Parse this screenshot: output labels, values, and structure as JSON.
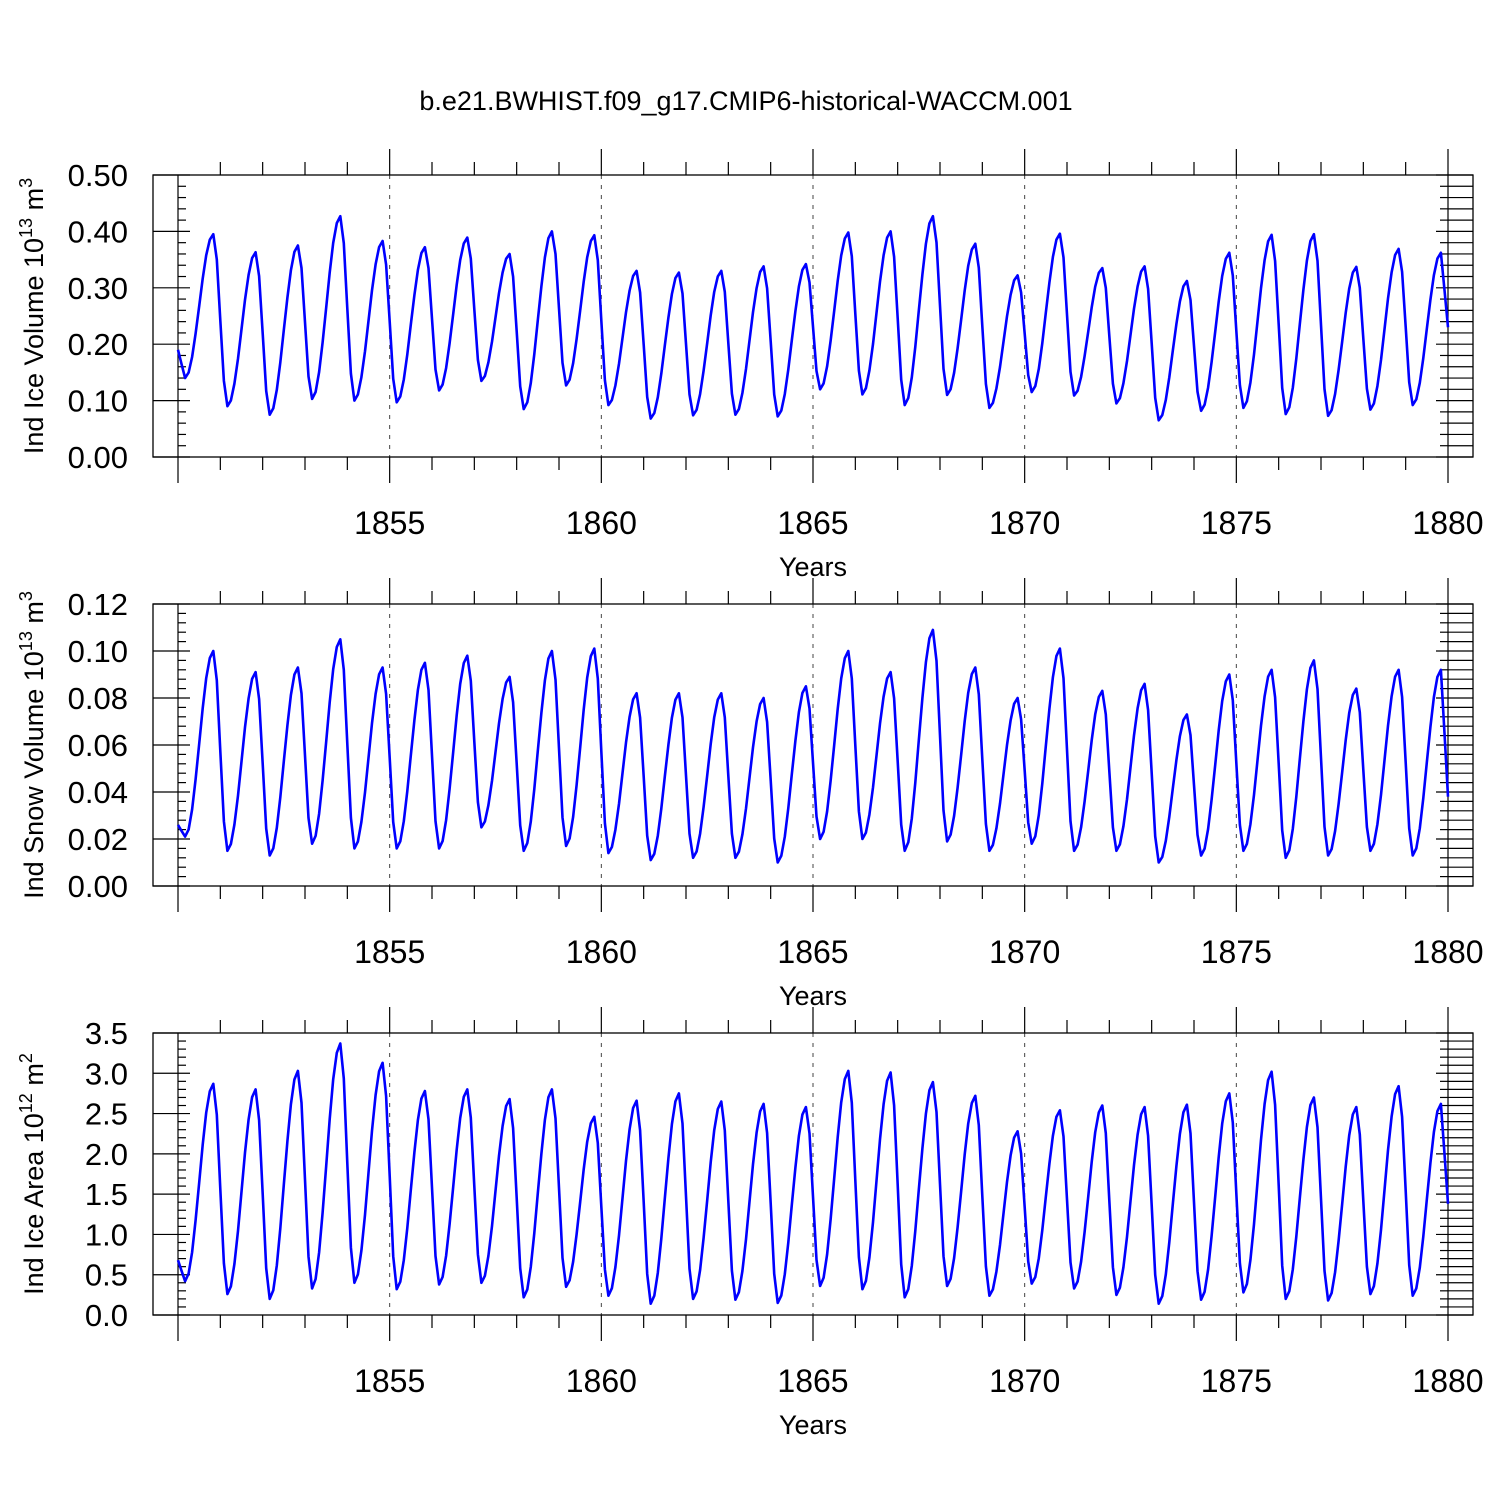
{
  "figure": {
    "title": "b.e21.BWHIST.f09_g17.CMIP6-historical-WACCM.001"
  },
  "colors": {
    "series": "#0000ff",
    "frame": "#000000",
    "grid": "#444444"
  },
  "chart_data": [
    {
      "type": "line",
      "ylabel": "Ind Ice Volume 10",
      "ylabel_exp": "13",
      "ylabel_unit": " m",
      "ylabel_unit_exp": "3",
      "xlabel": "Years",
      "xlim": [
        1850,
        1880
      ],
      "ylim": [
        0,
        0.5
      ],
      "yticks": [
        0.0,
        0.1,
        0.2,
        0.3,
        0.4,
        0.5
      ],
      "ytick_labels": [
        "0.00",
        "0.10",
        "0.20",
        "0.30",
        "0.40",
        "0.50"
      ],
      "xticks": [
        1855,
        1860,
        1865,
        1870,
        1875,
        1880
      ],
      "xtick_labels": [
        "1855",
        "1860",
        "1865",
        "1870",
        "1875",
        "1880"
      ],
      "grid": "x-dashed",
      "cycle": {
        "peak_month": 10,
        "trough_month": 2,
        "start_value": 0.19,
        "end_value": 0.23,
        "years": [
          1850,
          1851,
          1852,
          1853,
          1854,
          1855,
          1856,
          1857,
          1858,
          1859,
          1860,
          1861,
          1862,
          1863,
          1864,
          1865,
          1866,
          1867,
          1868,
          1869,
          1870,
          1871,
          1872,
          1873,
          1874,
          1875,
          1876,
          1877,
          1878,
          1879
        ],
        "maxima": [
          0.395,
          0.363,
          0.375,
          0.427,
          0.383,
          0.372,
          0.389,
          0.36,
          0.4,
          0.393,
          0.33,
          0.327,
          0.33,
          0.338,
          0.342,
          0.398,
          0.4,
          0.427,
          0.378,
          0.322,
          0.396,
          0.335,
          0.338,
          0.312,
          0.362,
          0.394,
          0.395,
          0.337,
          0.369,
          0.362
        ],
        "minima": [
          0.14,
          0.09,
          0.075,
          0.103,
          0.1,
          0.097,
          0.118,
          0.135,
          0.085,
          0.127,
          0.092,
          0.068,
          0.074,
          0.075,
          0.072,
          0.12,
          0.111,
          0.092,
          0.11,
          0.087,
          0.115,
          0.109,
          0.095,
          0.065,
          0.082,
          0.087,
          0.076,
          0.073,
          0.084,
          0.092
        ]
      }
    },
    {
      "type": "line",
      "ylabel": "Ind Snow Volume 10",
      "ylabel_exp": "13",
      "ylabel_unit": " m",
      "ylabel_unit_exp": "3",
      "xlabel": "Years",
      "xlim": [
        1850,
        1880
      ],
      "ylim": [
        0,
        0.12
      ],
      "yticks": [
        0.0,
        0.02,
        0.04,
        0.06,
        0.08,
        0.1,
        0.12
      ],
      "ytick_labels": [
        "0.00",
        "0.02",
        "0.04",
        "0.06",
        "0.08",
        "0.10",
        "0.12"
      ],
      "xticks": [
        1855,
        1860,
        1865,
        1870,
        1875,
        1880
      ],
      "xtick_labels": [
        "1855",
        "1860",
        "1865",
        "1870",
        "1875",
        "1880"
      ],
      "grid": "x-dashed",
      "cycle": {
        "peak_month": 10,
        "trough_month": 2,
        "start_value": 0.026,
        "end_value": 0.038,
        "years": [
          1850,
          1851,
          1852,
          1853,
          1854,
          1855,
          1856,
          1857,
          1858,
          1859,
          1860,
          1861,
          1862,
          1863,
          1864,
          1865,
          1866,
          1867,
          1868,
          1869,
          1870,
          1871,
          1872,
          1873,
          1874,
          1875,
          1876,
          1877,
          1878,
          1879
        ],
        "maxima": [
          0.1,
          0.091,
          0.093,
          0.105,
          0.093,
          0.095,
          0.098,
          0.089,
          0.1,
          0.101,
          0.082,
          0.082,
          0.082,
          0.08,
          0.085,
          0.1,
          0.091,
          0.109,
          0.093,
          0.08,
          0.101,
          0.083,
          0.086,
          0.073,
          0.09,
          0.092,
          0.096,
          0.084,
          0.092,
          0.092
        ],
        "minima": [
          0.021,
          0.015,
          0.013,
          0.018,
          0.016,
          0.016,
          0.016,
          0.025,
          0.015,
          0.017,
          0.014,
          0.011,
          0.012,
          0.012,
          0.01,
          0.02,
          0.02,
          0.015,
          0.019,
          0.015,
          0.018,
          0.015,
          0.015,
          0.01,
          0.013,
          0.015,
          0.012,
          0.013,
          0.015,
          0.013
        ]
      }
    },
    {
      "type": "line",
      "ylabel": "Ind Ice Area 10",
      "ylabel_exp": "12",
      "ylabel_unit": " m",
      "ylabel_unit_exp": "2",
      "xlabel": "Years",
      "xlim": [
        1850,
        1880
      ],
      "ylim": [
        0,
        3.5
      ],
      "yticks": [
        0.0,
        0.5,
        1.0,
        1.5,
        2.0,
        2.5,
        3.0,
        3.5
      ],
      "ytick_labels": [
        "0.0",
        "0.5",
        "1.0",
        "1.5",
        "2.0",
        "2.5",
        "3.0",
        "3.5"
      ],
      "xticks": [
        1855,
        1860,
        1865,
        1870,
        1875,
        1880
      ],
      "xtick_labels": [
        "1855",
        "1860",
        "1865",
        "1870",
        "1875",
        "1880"
      ],
      "grid": "x-dashed",
      "cycle": {
        "peak_month": 10,
        "trough_month": 2,
        "start_value": 0.68,
        "end_value": 1.38,
        "years": [
          1850,
          1851,
          1852,
          1853,
          1854,
          1855,
          1856,
          1857,
          1858,
          1859,
          1860,
          1861,
          1862,
          1863,
          1864,
          1865,
          1866,
          1867,
          1868,
          1869,
          1870,
          1871,
          1872,
          1873,
          1874,
          1875,
          1876,
          1877,
          1878,
          1879
        ],
        "maxima": [
          2.87,
          2.8,
          3.03,
          3.37,
          3.13,
          2.78,
          2.8,
          2.68,
          2.8,
          2.46,
          2.66,
          2.75,
          2.65,
          2.62,
          2.58,
          3.03,
          3.01,
          2.89,
          2.72,
          2.28,
          2.54,
          2.6,
          2.58,
          2.61,
          2.75,
          3.02,
          2.7,
          2.58,
          2.84,
          2.62
        ],
        "minima": [
          0.42,
          0.26,
          0.2,
          0.33,
          0.4,
          0.32,
          0.38,
          0.4,
          0.22,
          0.35,
          0.24,
          0.14,
          0.2,
          0.19,
          0.15,
          0.36,
          0.32,
          0.22,
          0.36,
          0.24,
          0.39,
          0.33,
          0.25,
          0.14,
          0.19,
          0.28,
          0.2,
          0.18,
          0.26,
          0.24
        ]
      }
    }
  ]
}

§ §

Goal
Reproduce each line of the records exactly, and omit every picture.

Output for this task
Parse this screenshot: output labels, values, and structure as JSON.
{
  "figure": {
    "title": "b.e21.BWHIST.f09_g17.CMIP6-historical-WACCM.001"
  },
  "colors": {
    "series": "#0000ff",
    "frame": "#000000",
    "grid": "#444444"
  },
  "chart_data": [
    {
      "type": "line",
      "ylabel": "Ind Ice Volume 10",
      "ylabel_exp": "13",
      "ylabel_unit": " m",
      "ylabel_unit_exp": "3",
      "xlabel": "Years",
      "xlim": [
        1850,
        1880
      ],
      "ylim": [
        0,
        0.5
      ],
      "yticks": [
        0.0,
        0.1,
        0.2,
        0.3,
        0.4,
        0.5
      ],
      "ytick_labels": [
        "0.00",
        "0.10",
        "0.20",
        "0.30",
        "0.40",
        "0.50"
      ],
      "xticks": [
        1855,
        1860,
        1865,
        1870,
        1875,
        1880
      ],
      "xtick_labels": [
        "1855",
        "1860",
        "1865",
        "1870",
        "1875",
        "1880"
      ],
      "grid": "x-dashed",
      "cycle": {
        "peak_month": 10,
        "trough_month": 2,
        "start_value": 0.19,
        "end_value": 0.23,
        "years": [
          1850,
          1851,
          1852,
          1853,
          1854,
          1855,
          1856,
          1857,
          1858,
          1859,
          1860,
          1861,
          1862,
          1863,
          1864,
          1865,
          1866,
          1867,
          1868,
          1869,
          1870,
          1871,
          1872,
          1873,
          1874,
          1875,
          1876,
          1877,
          1878,
          1879
        ],
        "maxima": [
          0.395,
          0.363,
          0.375,
          0.427,
          0.383,
          0.372,
          0.389,
          0.36,
          0.4,
          0.393,
          0.33,
          0.327,
          0.33,
          0.338,
          0.342,
          0.398,
          0.4,
          0.427,
          0.378,
          0.322,
          0.396,
          0.335,
          0.338,
          0.312,
          0.362,
          0.394,
          0.395,
          0.337,
          0.369,
          0.362
        ],
        "minima": [
          0.14,
          0.09,
          0.075,
          0.103,
          0.1,
          0.097,
          0.118,
          0.135,
          0.085,
          0.127,
          0.092,
          0.068,
          0.074,
          0.075,
          0.072,
          0.12,
          0.111,
          0.092,
          0.11,
          0.087,
          0.115,
          0.109,
          0.095,
          0.065,
          0.082,
          0.087,
          0.076,
          0.073,
          0.084,
          0.092
        ]
      }
    },
    {
      "type": "line",
      "ylabel": "Ind Snow Volume 10",
      "ylabel_exp": "13",
      "ylabel_unit": " m",
      "ylabel_unit_exp": "3",
      "xlabel": "Years",
      "xlim": [
        1850,
        1880
      ],
      "ylim": [
        0,
        0.12
      ],
      "yticks": [
        0.0,
        0.02,
        0.04,
        0.06,
        0.08,
        0.1,
        0.12
      ],
      "ytick_labels": [
        "0.00",
        "0.02",
        "0.04",
        "0.06",
        "0.08",
        "0.10",
        "0.12"
      ],
      "xticks": [
        1855,
        1860,
        1865,
        1870,
        1875,
        1880
      ],
      "xtick_labels": [
        "1855",
        "1860",
        "1865",
        "1870",
        "1875",
        "1880"
      ],
      "grid": "x-dashed",
      "cycle": {
        "peak_month": 10,
        "trough_month": 2,
        "start_value": 0.026,
        "end_value": 0.038,
        "years": [
          1850,
          1851,
          1852,
          1853,
          1854,
          1855,
          1856,
          1857,
          1858,
          1859,
          1860,
          1861,
          1862,
          1863,
          1864,
          1865,
          1866,
          1867,
          1868,
          1869,
          1870,
          1871,
          1872,
          1873,
          1874,
          1875,
          1876,
          1877,
          1878,
          1879
        ],
        "maxima": [
          0.1,
          0.091,
          0.093,
          0.105,
          0.093,
          0.095,
          0.098,
          0.089,
          0.1,
          0.101,
          0.082,
          0.082,
          0.082,
          0.08,
          0.085,
          0.1,
          0.091,
          0.109,
          0.093,
          0.08,
          0.101,
          0.083,
          0.086,
          0.073,
          0.09,
          0.092,
          0.096,
          0.084,
          0.092,
          0.092
        ],
        "minima": [
          0.021,
          0.015,
          0.013,
          0.018,
          0.016,
          0.016,
          0.016,
          0.025,
          0.015,
          0.017,
          0.014,
          0.011,
          0.012,
          0.012,
          0.01,
          0.02,
          0.02,
          0.015,
          0.019,
          0.015,
          0.018,
          0.015,
          0.015,
          0.01,
          0.013,
          0.015,
          0.012,
          0.013,
          0.015,
          0.013
        ]
      }
    },
    {
      "type": "line",
      "ylabel": "Ind Ice Area 10",
      "ylabel_exp": "12",
      "ylabel_unit": " m",
      "ylabel_unit_exp": "2",
      "xlabel": "Years",
      "xlim": [
        1850,
        1880
      ],
      "ylim": [
        0,
        3.5
      ],
      "yticks": [
        0.0,
        0.5,
        1.0,
        1.5,
        2.0,
        2.5,
        3.0,
        3.5
      ],
      "ytick_labels": [
        "0.0",
        "0.5",
        "1.0",
        "1.5",
        "2.0",
        "2.5",
        "3.0",
        "3.5"
      ],
      "xticks": [
        1855,
        1860,
        1865,
        1870,
        1875,
        1880
      ],
      "xtick_labels": [
        "1855",
        "1860",
        "1865",
        "1870",
        "1875",
        "1880"
      ],
      "grid": "x-dashed",
      "cycle": {
        "peak_month": 10,
        "trough_month": 2,
        "start_value": 0.68,
        "end_value": 1.38,
        "years": [
          1850,
          1851,
          1852,
          1853,
          1854,
          1855,
          1856,
          1857,
          1858,
          1859,
          1860,
          1861,
          1862,
          1863,
          1864,
          1865,
          1866,
          1867,
          1868,
          1869,
          1870,
          1871,
          1872,
          1873,
          1874,
          1875,
          1876,
          1877,
          1878,
          1879
        ],
        "maxima": [
          2.87,
          2.8,
          3.03,
          3.37,
          3.13,
          2.78,
          2.8,
          2.68,
          2.8,
          2.46,
          2.66,
          2.75,
          2.65,
          2.62,
          2.58,
          3.03,
          3.01,
          2.89,
          2.72,
          2.28,
          2.54,
          2.6,
          2.58,
          2.61,
          2.75,
          3.02,
          2.7,
          2.58,
          2.84,
          2.62
        ],
        "minima": [
          0.42,
          0.26,
          0.2,
          0.33,
          0.4,
          0.32,
          0.38,
          0.4,
          0.22,
          0.35,
          0.24,
          0.14,
          0.2,
          0.19,
          0.15,
          0.36,
          0.32,
          0.22,
          0.36,
          0.24,
          0.39,
          0.33,
          0.25,
          0.14,
          0.19,
          0.28,
          0.2,
          0.18,
          0.26,
          0.24
        ]
      }
    }
  ]
}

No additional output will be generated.